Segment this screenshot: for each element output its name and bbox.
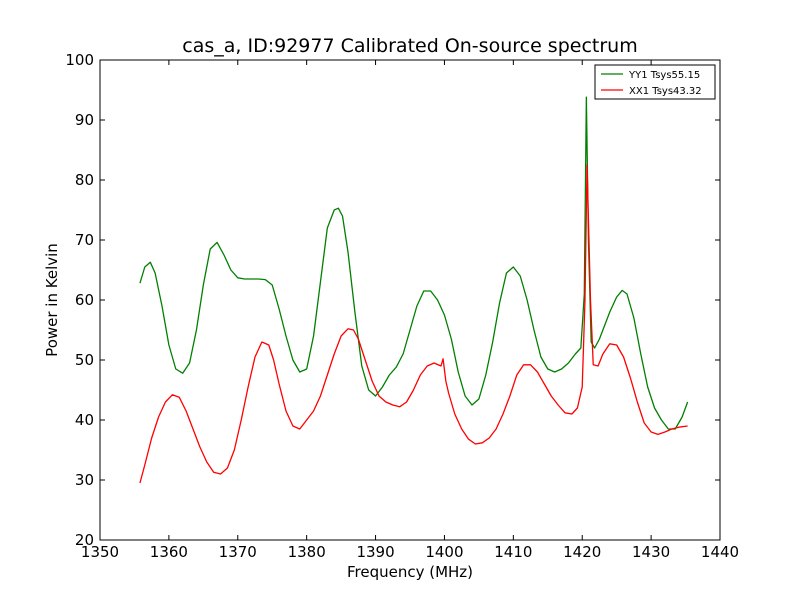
ticks-layer: 1350 1360 1370 1380 1390 1400 1410 1420 1430 1440… (65, 51, 739, 561)
legend-box (594, 64, 716, 100)
series-line-0 (139, 96, 689, 430)
plot-frame (99, 59, 721, 541)
x-tick-label: 1350 (81, 543, 119, 561)
x-tick-label: 1400 (425, 543, 463, 561)
y-tick-label: 70 (75, 231, 94, 249)
y-tick-label: 20 (75, 531, 94, 549)
y-tick-label: 100 (65, 51, 94, 69)
series-layer (139, 96, 689, 484)
x-tick-label: 1420 (563, 543, 601, 561)
legend-entry-yy1: YY1 Tsys55.15 (628, 70, 700, 81)
legend-entry-xx1: XX1 Tsys43.32 (629, 86, 702, 97)
chart-title: cas_a, ID:92977 Calibrated On-source spe… (182, 35, 637, 57)
y-tick-label: 80 (75, 171, 94, 189)
legend: YY1 Tsys55.15 XX1 Tsys43.32 (594, 64, 716, 100)
x-tick-label: 1370 (219, 543, 257, 561)
y-tick-label: 90 (75, 111, 94, 129)
y-axis-label: Power in Kelvin (43, 243, 61, 357)
y-tick-label: 60 (75, 291, 94, 309)
series-line-1 (139, 164, 688, 484)
x-tick-label: 1390 (356, 543, 394, 561)
y-tick-label: 40 (75, 411, 94, 429)
x-axis-label: Frequency (MHz) (347, 563, 473, 581)
x-tick-label: 1410 (494, 543, 532, 561)
x-tick-label: 1430 (632, 543, 670, 561)
y-tick-label: 50 (75, 351, 94, 369)
x-tick-label: 1360 (150, 543, 188, 561)
x-tick-label: 1440 (701, 543, 739, 561)
y-tick-label: 30 (75, 471, 94, 489)
x-tick-label: 1380 (288, 543, 326, 561)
•••
Write out every line of the entry above word for word, leaving out the picture.

Final result:
Segment this screenshot: for each element output its name and bbox.
ticks-layer: 1350 1360 1370 1380 1390 1400 1410 1420 1430 1440… (65, 51, 739, 561)
legend-box (594, 64, 716, 100)
series-line-0 (139, 96, 689, 430)
plot-frame (99, 59, 721, 541)
x-tick-label: 1350 (81, 543, 119, 561)
x-tick-label: 1400 (425, 543, 463, 561)
y-tick-label: 70 (75, 231, 94, 249)
y-tick-label: 20 (75, 531, 94, 549)
y-tick-label: 100 (65, 51, 94, 69)
series-layer (139, 96, 689, 484)
x-tick-label: 1420 (563, 543, 601, 561)
legend-entry-yy1: YY1 Tsys55.15 (628, 70, 700, 81)
legend-entry-xx1: XX1 Tsys43.32 (629, 86, 702, 97)
chart-title: cas_a, ID:92977 Calibrated On-source spe… (182, 35, 637, 57)
y-tick-label: 80 (75, 171, 94, 189)
legend: YY1 Tsys55.15 XX1 Tsys43.32 (594, 64, 716, 100)
x-tick-label: 1370 (219, 543, 257, 561)
y-tick-label: 90 (75, 111, 94, 129)
y-axis-label: Power in Kelvin (43, 243, 61, 357)
y-tick-label: 60 (75, 291, 94, 309)
series-line-1 (139, 164, 688, 484)
x-tick-label: 1390 (356, 543, 394, 561)
y-tick-label: 40 (75, 411, 94, 429)
x-axis-label: Frequency (MHz) (347, 563, 473, 581)
x-tick-label: 1410 (494, 543, 532, 561)
x-tick-label: 1430 (632, 543, 670, 561)
y-tick-label: 50 (75, 351, 94, 369)
x-tick-label: 1360 (150, 543, 188, 561)
x-tick-label: 1440 (701, 543, 739, 561)
y-tick-label: 30 (75, 471, 94, 489)
x-tick-label: 1380 (288, 543, 326, 561)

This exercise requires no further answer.